**Задание**: Продолжите приведённый ниже текст о самозванце Лжедмитрии, начав сразу после его последнего предложения.

**Исходный текст**:
┄┄┄┄┄┄┄┄┄┄

Здесь он, когда достаточно хорошо зарекомендовал себя, притворился больным и потребовал духовника.
– Умираю! – сказал он ему. – Предай мое тело земле с честию, как хоронят детей Царских. Не объявлю своей тайны до гроба; когда же закрою глаза навеки, ты найдешь у меня под ложем свиток, и все узнаешь; но другим не сказывай. Бог судил мне умереть в злосчастии.
Иезуит-духовник, разумеется, известил Вишневецкого о странной просьбе. Постель «умирающего» была обыскана, бумага, в которой повествовалось, что Отрепьев является царевичем Димитрием, прочитана.
Вишневецкий передал ее своему брату Константину, а тот своему тестю, сандомирскому воеводе Юрию Мнишеку.
Мало кто в Польше и в Риме действительно верил в подлинность Лжедмитрия.
– Вот и еще новый король португальский воскрес! – сказал римский папа Климент VIII, прочитав донесение нунция Рангони, извещавшее Ватикан об Отрепьеве.
Но на карьере самозванца это никак не отразилось…
Хотя Романовы и готовили его как орудие исключительно для борьбы с Борисом Годуновым, польские паны сообразили, что это орудие можно использовать и в борьбе с православной Россией.
В.О. Ключевский говорил, что Лжедмитрий был заквашен в Москве, а испечен в польской печке. Добавим, что пекли самозванца не мудрствуя лукаво, по надежным, много раз проверенным рецептам…
Юрий Мнишек посулил самозванцу свою дочь Марину, а Лжедмитрий дал обязательство присоединиться к Римской Церкви.
В начале 1604 года в Кракове Лжедмитрий публично отрекся от православия, и папский нунций в Польше Клавдий Рангони представил его королю.
Сигизмунд признал самозванца истинным царевичем Димитрием и назначил 40 тысяч злотых ежегодного содержания, но тут же (деньги зазря он тратить не собирался) приказал Мнишку и Вишневецким, не мешкая, собрать для самозванца рать из вольницы, чтобы вторгнуться в пределы России.
Рать была собрана, и 25 мая 1604 года самозванец дал будущему тестю клятвенную запись, что, утвердившись на московском престоле, женится на панне Марине. А как только женится, так сразу уступит в полное владение Новгородскую и Псковскую области.

┄┄┄┄┄┄┄┄┄┄

**Выдержка из материала**:
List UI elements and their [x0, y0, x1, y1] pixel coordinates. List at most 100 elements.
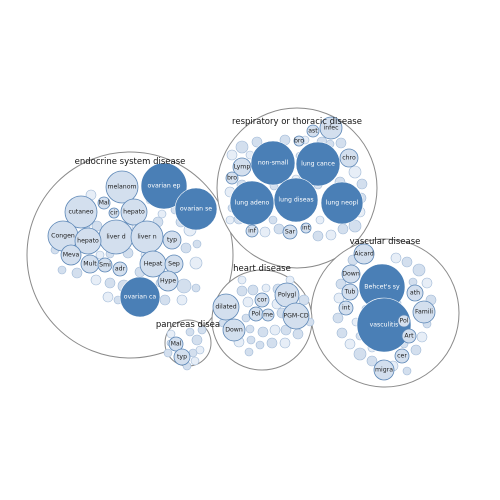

┄┄┄┄┄┄┄┄┄┄

**Ответ**:
16 октября 1604 года Лжедмитрий вступил с ополчением в пределы России…
И сразу же папа Павел V признал его государем всей России и напомнил об обещании распространить католичество в России. Он подчеркнул, что только так новый царь московитов сможет возблагодарить Бога за оказанные ему благодеяния.
Тут, как мы видим, все просто и конкретно. Военная и экономическая поддержка – в обмен на предательство.
Марина Мнишек
Признание – в обмен на обещание предательства.
Но так было всегда.
Во все эпохи подлое российское самозванство (не важно, лжецарями, революционерами или прогрессивными демократами нарекало оно себя) обращалось за помощью к Западу, и всегда Запад помогал им, чтобы с помощью этих выродков разрушить страну, одолеть которую в открытом противостоянии Западу не удавалось никогда…
И конечно же, каждый раз поражаешься той готовности, с которой титулованная московская знать предает Россию во власть ее врагов.
Возвратившийся из ссылки Богдан Бельский, который, по мнению Филарета Романова, один-де у них разумен, торжественно поклялся, что царевич Димитрий был спасен и это сам Бельский укрывал его «на своей груди».
Но не один Бельский был так разумен.
18 июля привезли в Москву царицу Марфу (Нагую).
Самозванец встретил ее в селе Тайнинском, завел в шатер, раскинутый близ большой дороги и о чем-то долго говорил наедине, а потом народ плакал, видя, как почтительный сын шагал рядом с материнской каретой. Царицу поместили в Вознесенском монастыре, и царь ездил туда каждый день, рассказывая матушке о своих планах, о своих обязательствах перед Мариной Мнишек, перед ее отцом, перед польским королем и римским папой и, конечно же, перед Романовыми.
По его указу в Москву были возвращены все Романовы.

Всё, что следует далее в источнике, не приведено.